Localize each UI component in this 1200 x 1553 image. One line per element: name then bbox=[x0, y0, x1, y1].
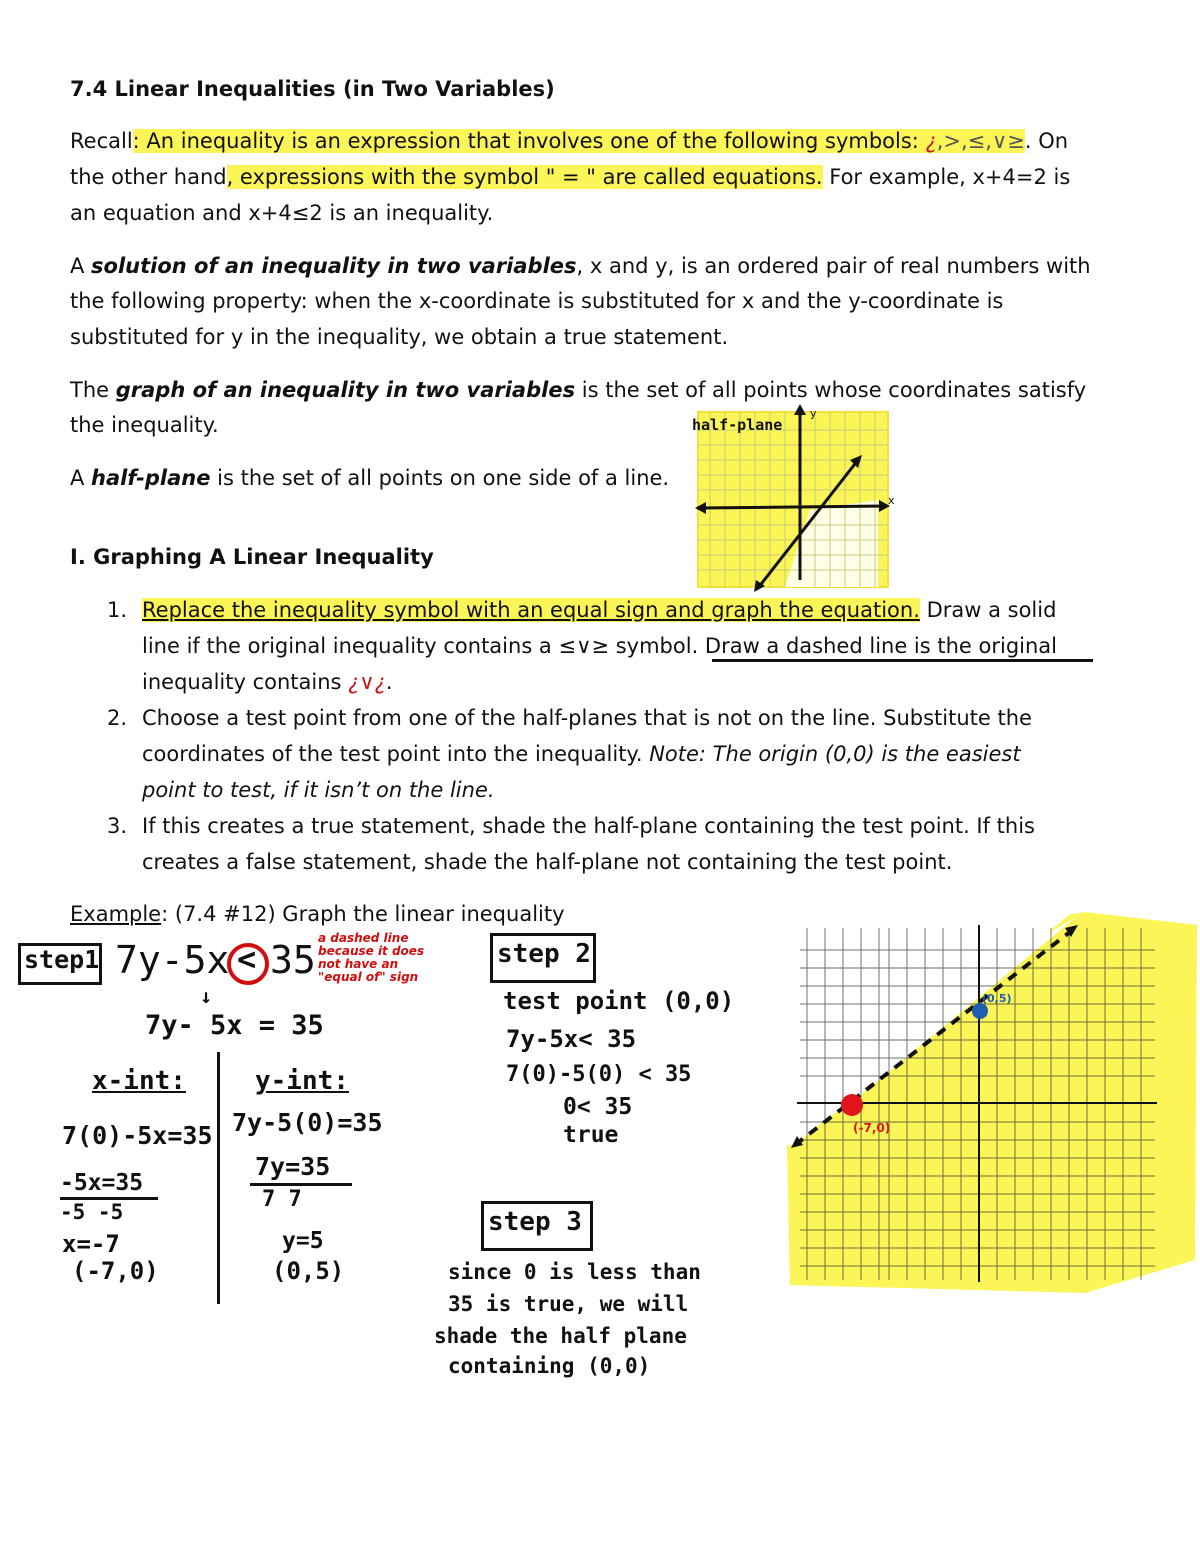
graph-def-term: graph of an inequality in two variables bbox=[115, 378, 576, 402]
example-graph bbox=[785, 910, 1200, 1295]
small-x-label: x bbox=[888, 494, 895, 507]
step-1-number: 1. bbox=[107, 598, 128, 622]
half-plane-graph bbox=[690, 400, 900, 595]
page-title: 7.4 Linear Inequalities (in Two Variables) bbox=[70, 77, 555, 101]
step3-line-3: shade the half plane bbox=[434, 1324, 687, 1348]
solution-post: , x and y, is an ordered pair of real numbers with bbox=[576, 254, 1091, 278]
section-title: I. Graphing A Linear Inequality bbox=[70, 545, 434, 569]
inequality-symbol: < bbox=[237, 940, 257, 978]
recall-l2-post: For example, x+4=2 is bbox=[822, 165, 1071, 189]
step-1-l3-pre: inequality contains bbox=[142, 670, 349, 694]
recall-l2-pre: the other hand bbox=[70, 165, 227, 189]
step2-line-4: 0< 35 bbox=[563, 1094, 633, 1120]
y-intercept-point bbox=[972, 1003, 988, 1019]
solution-line-1 bbox=[70, 252, 1091, 280]
step-2-line-2 bbox=[142, 740, 1021, 768]
inequality-left: 7y-5x bbox=[115, 938, 230, 982]
step3-line-2: 35 is true, we will bbox=[448, 1292, 689, 1316]
dashed-line-note: a dashed line because it does not have an "equal of" sign bbox=[318, 931, 425, 984]
step-2-l2-pre: coordinates of the test point into the inequality. bbox=[142, 742, 650, 766]
recall-text: : An inequality is an expression that involves one of the following symbols: bbox=[132, 129, 926, 153]
solution-line-2: the following property: when the x-coordinate is substituted for x and the y-coordinate is bbox=[70, 289, 1004, 313]
step3-line-4: containing (0,0) bbox=[448, 1354, 651, 1378]
solution-pre: A bbox=[70, 254, 92, 278]
step-3-line-1: If this creates a true statement, shade the half-plane containing the test point. If this bbox=[142, 814, 1036, 838]
x-intercept-point bbox=[841, 1094, 863, 1116]
recall-symbols: ,>,≤,∨≥ bbox=[936, 129, 1025, 153]
step2-line-5: true bbox=[563, 1122, 619, 1148]
equation-line: 7y- 5x = 35 bbox=[145, 1010, 324, 1041]
recall-highlight bbox=[133, 129, 1025, 153]
recall-l2-highlight: , expressions with the symbol " = " are called equations. bbox=[226, 165, 823, 189]
step-1-l3-post: . bbox=[385, 670, 393, 694]
xint-line-4: x=-7 bbox=[62, 1230, 120, 1258]
inequality-right: 35 bbox=[270, 938, 316, 982]
step2-line-3: 7(0)-5(0) < 35 bbox=[506, 1062, 692, 1087]
xint-point: (-7,0) bbox=[72, 1257, 159, 1285]
yint-line-3: 7 7 bbox=[262, 1187, 302, 1212]
xint-line-1: 7(0)-5x=35 bbox=[62, 1121, 213, 1150]
step3-line-1: since 0 is less than bbox=[448, 1260, 701, 1284]
solution-line-3: substituted for y in the inequality, we obtain a true statement. bbox=[70, 325, 729, 349]
yint-title: y-int: bbox=[255, 1066, 349, 1096]
example-label: Example bbox=[70, 902, 162, 926]
yint-point: (0,5) bbox=[272, 1257, 345, 1285]
step2-line-2: 7y-5x< 35 bbox=[506, 1025, 637, 1053]
graph-def-line-2: the inequality. bbox=[70, 413, 219, 437]
dashed-rule-underline bbox=[712, 659, 1093, 662]
step1-label: step1 bbox=[24, 945, 100, 974]
y-axis-arrow bbox=[794, 404, 806, 415]
recall-label: Recall bbox=[70, 129, 133, 153]
step2-line-1: test point (0,0) bbox=[503, 987, 735, 1015]
step-2-line-3: point to test, if it isn’t on the line. bbox=[142, 778, 495, 802]
step3-label: step 3 bbox=[488, 1207, 582, 1237]
yint-fraction-bar bbox=[250, 1183, 352, 1186]
small-y-label: y bbox=[810, 407, 817, 420]
step-1-l2-pre: line if the original inequality contains a ≤∨≥ symbol bbox=[142, 634, 692, 658]
step-3-number: 3. bbox=[107, 814, 128, 838]
xint-line-2: -5x=35 bbox=[60, 1170, 144, 1196]
graph-def-post: is the set of all points whose coordinates satisfy bbox=[575, 378, 1087, 402]
step-1-line-1 bbox=[142, 596, 1056, 624]
step-1-l1-post: Draw a solid bbox=[919, 598, 1057, 622]
xint-line-3: -5 -5 bbox=[60, 1200, 124, 1224]
recall-line-2 bbox=[70, 163, 1070, 191]
step-1-line-2 bbox=[142, 632, 1057, 660]
x-intercept-label: (-7,0) bbox=[853, 1121, 891, 1135]
step-2-note: Note: The origin (0,0) is the easiest bbox=[649, 742, 1021, 766]
step-2-number: 2. bbox=[107, 706, 128, 730]
halfplane-post: is the set of all points on one side of a line. bbox=[210, 466, 670, 490]
solution-term: solution of an inequality in two variables bbox=[91, 254, 577, 278]
example-text: : (7.4 #12) Graph the linear inequality bbox=[161, 902, 565, 926]
small-x-axis bbox=[700, 506, 885, 508]
recall-line-1 bbox=[70, 127, 1068, 155]
halfplane-term: half-plane bbox=[91, 466, 211, 490]
xint-title: x-int: bbox=[92, 1066, 186, 1096]
step-3-line-2: creates a false statement, shade the half-plane not containing the test point. bbox=[142, 850, 953, 874]
graph-def-pre: The bbox=[70, 378, 116, 402]
arrow-down-icon: ↓ bbox=[200, 984, 213, 1008]
yint-line-2: 7y=35 bbox=[255, 1152, 331, 1181]
column-divider bbox=[217, 1052, 220, 1304]
recall-line-3: an equation and x+4≤2 is an inequality. bbox=[70, 201, 494, 225]
step-1-line-3 bbox=[142, 668, 393, 696]
graph-def-line-1 bbox=[70, 376, 1086, 404]
recall-symbol: ¿ bbox=[925, 129, 937, 153]
step-1-highlight: Replace the inequality symbol with an equal sign and graph the equation. bbox=[142, 598, 920, 622]
step2-label: step 2 bbox=[497, 939, 591, 969]
step-1-l3-red: ¿∨¿ bbox=[348, 670, 386, 694]
example-line bbox=[70, 900, 565, 928]
yint-line-4: y=5 bbox=[282, 1228, 324, 1254]
step-2-line-1: Choose a test point from one of the half-planes that is not on the line. Substitute the bbox=[142, 706, 1032, 730]
yint-line-1: 7y-5(0)=35 bbox=[232, 1108, 383, 1137]
half-plane-label: half-plane bbox=[692, 416, 783, 434]
step-1-l2-post: . Draw a dashed line is the original bbox=[691, 634, 1058, 658]
halfplane-pre: A bbox=[70, 466, 92, 490]
recall-end: . On bbox=[1024, 129, 1069, 153]
halfplane-def bbox=[70, 464, 669, 492]
y-intercept-label: (0,5) bbox=[982, 992, 1012, 1005]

::::::::::

The task:
Please write out all the lines above character for character, leaving out the pictures.

Result for this task:
Localize each UI component in this 1200 x 1553 image. One line per element: name then bbox=[x0, y0, x1, y1].
graph-def-term: graph of an inequality in two variables bbox=[115, 378, 576, 402]
example-graph bbox=[785, 910, 1200, 1295]
small-x-label: x bbox=[888, 494, 895, 507]
step-1-number: 1. bbox=[107, 598, 128, 622]
half-plane-graph bbox=[690, 400, 900, 595]
page-title: 7.4 Linear Inequalities (in Two Variables) bbox=[70, 77, 555, 101]
step3-line-3: shade the half plane bbox=[434, 1324, 687, 1348]
solution-post: , x and y, is an ordered pair of real numbers with bbox=[576, 254, 1091, 278]
section-title: I. Graphing A Linear Inequality bbox=[70, 545, 434, 569]
inequality-symbol: < bbox=[237, 940, 257, 978]
recall-l2-post: For example, x+4=2 is bbox=[822, 165, 1071, 189]
step-1-l3-pre: inequality contains bbox=[142, 670, 349, 694]
recall-l2-pre: the other hand bbox=[70, 165, 227, 189]
step2-line-4: 0< 35 bbox=[563, 1094, 633, 1120]
y-intercept-point bbox=[972, 1003, 988, 1019]
solution-line-1 bbox=[70, 252, 1091, 280]
step-2-line-2 bbox=[142, 740, 1021, 768]
inequality-left: 7y-5x bbox=[115, 938, 230, 982]
step3-line-2: 35 is true, we will bbox=[448, 1292, 689, 1316]
dashed-line-note: a dashed line because it does not have an "equal of" sign bbox=[318, 931, 425, 984]
step-2-l2-pre: coordinates of the test point into the inequality. bbox=[142, 742, 650, 766]
recall-text: : An inequality is an expression that involves one of the following symbols: bbox=[132, 129, 926, 153]
solution-line-2: the following property: when the x-coordinate is substituted for x and the y-coordinate is bbox=[70, 289, 1004, 313]
step3-line-4: containing (0,0) bbox=[448, 1354, 651, 1378]
solution-pre: A bbox=[70, 254, 92, 278]
step-3-line-1: If this creates a true statement, shade the half-plane containing the test point. If this bbox=[142, 814, 1036, 838]
x-intercept-point bbox=[841, 1094, 863, 1116]
recall-symbols: ,>,≤,∨≥ bbox=[936, 129, 1025, 153]
step2-line-5: true bbox=[563, 1122, 619, 1148]
equation-line: 7y- 5x = 35 bbox=[145, 1010, 324, 1041]
recall-highlight bbox=[133, 129, 1025, 153]
recall-l2-highlight: , expressions with the symbol " = " are called equations. bbox=[226, 165, 823, 189]
step-1-l3-post: . bbox=[385, 670, 393, 694]
xint-line-4: x=-7 bbox=[62, 1230, 120, 1258]
inequality-right: 35 bbox=[270, 938, 316, 982]
step2-line-3: 7(0)-5(0) < 35 bbox=[506, 1062, 692, 1087]
xint-point: (-7,0) bbox=[72, 1257, 159, 1285]
yint-line-3: 7 7 bbox=[262, 1187, 302, 1212]
xint-line-1: 7(0)-5x=35 bbox=[62, 1121, 213, 1150]
step3-line-1: since 0 is less than bbox=[448, 1260, 701, 1284]
solution-line-3: substituted for y in the inequality, we obtain a true statement. bbox=[70, 325, 729, 349]
yint-title: y-int: bbox=[255, 1066, 349, 1096]
example-label: Example bbox=[70, 902, 162, 926]
yint-point: (0,5) bbox=[272, 1257, 345, 1285]
step2-line-2: 7y-5x< 35 bbox=[506, 1025, 637, 1053]
graph-def-line-2: the inequality. bbox=[70, 413, 219, 437]
dashed-rule-underline bbox=[712, 659, 1093, 662]
step1-label: step1 bbox=[24, 945, 100, 974]
y-axis-arrow bbox=[794, 404, 806, 415]
recall-label: Recall bbox=[70, 129, 133, 153]
step2-line-1: test point (0,0) bbox=[503, 987, 735, 1015]
step-2-line-3: point to test, if it isn’t on the line. bbox=[142, 778, 495, 802]
step3-label: step 3 bbox=[488, 1207, 582, 1237]
yint-fraction-bar bbox=[250, 1183, 352, 1186]
small-y-label: y bbox=[810, 407, 817, 420]
step-1-l2-pre: line if the original inequality contains a ≤∨≥ symbol bbox=[142, 634, 692, 658]
step-3-number: 3. bbox=[107, 814, 128, 838]
xint-line-2: -5x=35 bbox=[60, 1170, 144, 1196]
graph-def-post: is the set of all points whose coordinates satisfy bbox=[575, 378, 1087, 402]
step-1-line-1 bbox=[142, 596, 1056, 624]
step-1-l1-post: Draw a solid bbox=[919, 598, 1057, 622]
xint-line-3: -5 -5 bbox=[60, 1200, 124, 1224]
recall-line-2 bbox=[70, 163, 1070, 191]
step-1-line-2 bbox=[142, 632, 1057, 660]
x-intercept-label: (-7,0) bbox=[853, 1121, 891, 1135]
step-2-note: Note: The origin (0,0) is the easiest bbox=[649, 742, 1021, 766]
step-2-number: 2. bbox=[107, 706, 128, 730]
halfplane-post: is the set of all points on one side of a line. bbox=[210, 466, 670, 490]
solution-term: solution of an inequality in two variables bbox=[91, 254, 577, 278]
example-text: : (7.4 #12) Graph the linear inequality bbox=[161, 902, 565, 926]
small-x-axis bbox=[700, 506, 885, 508]
recall-line-1 bbox=[70, 127, 1068, 155]
halfplane-term: half-plane bbox=[91, 466, 211, 490]
xint-title: x-int: bbox=[92, 1066, 186, 1096]
step-3-line-2: creates a false statement, shade the half-plane not containing the test point. bbox=[142, 850, 953, 874]
graph-def-pre: The bbox=[70, 378, 116, 402]
arrow-down-icon: ↓ bbox=[200, 984, 213, 1008]
yint-line-2: 7y=35 bbox=[255, 1152, 331, 1181]
column-divider bbox=[217, 1052, 220, 1304]
recall-line-3: an equation and x+4≤2 is an inequality. bbox=[70, 201, 494, 225]
step-1-line-3 bbox=[142, 668, 393, 696]
graph-def-line-1 bbox=[70, 376, 1086, 404]
recall-symbol: ¿ bbox=[925, 129, 937, 153]
step-1-highlight: Replace the inequality symbol with an equal sign and graph the equation. bbox=[142, 598, 920, 622]
step2-label: step 2 bbox=[497, 939, 591, 969]
step-1-l3-red: ¿∨¿ bbox=[348, 670, 386, 694]
example-line bbox=[70, 900, 565, 928]
yint-line-4: y=5 bbox=[282, 1228, 324, 1254]
step-2-line-1: Choose a test point from one of the half-planes that is not on the line. Substitute the bbox=[142, 706, 1032, 730]
yint-line-1: 7y-5(0)=35 bbox=[232, 1108, 383, 1137]
half-plane-label: half-plane bbox=[692, 416, 783, 434]
step-1-l2-post: . Draw a dashed line is the original bbox=[691, 634, 1058, 658]
halfplane-pre: A bbox=[70, 466, 92, 490]
recall-end: . On bbox=[1024, 129, 1069, 153]
halfplane-def bbox=[70, 464, 669, 492]
y-intercept-label: (0,5) bbox=[982, 992, 1012, 1005]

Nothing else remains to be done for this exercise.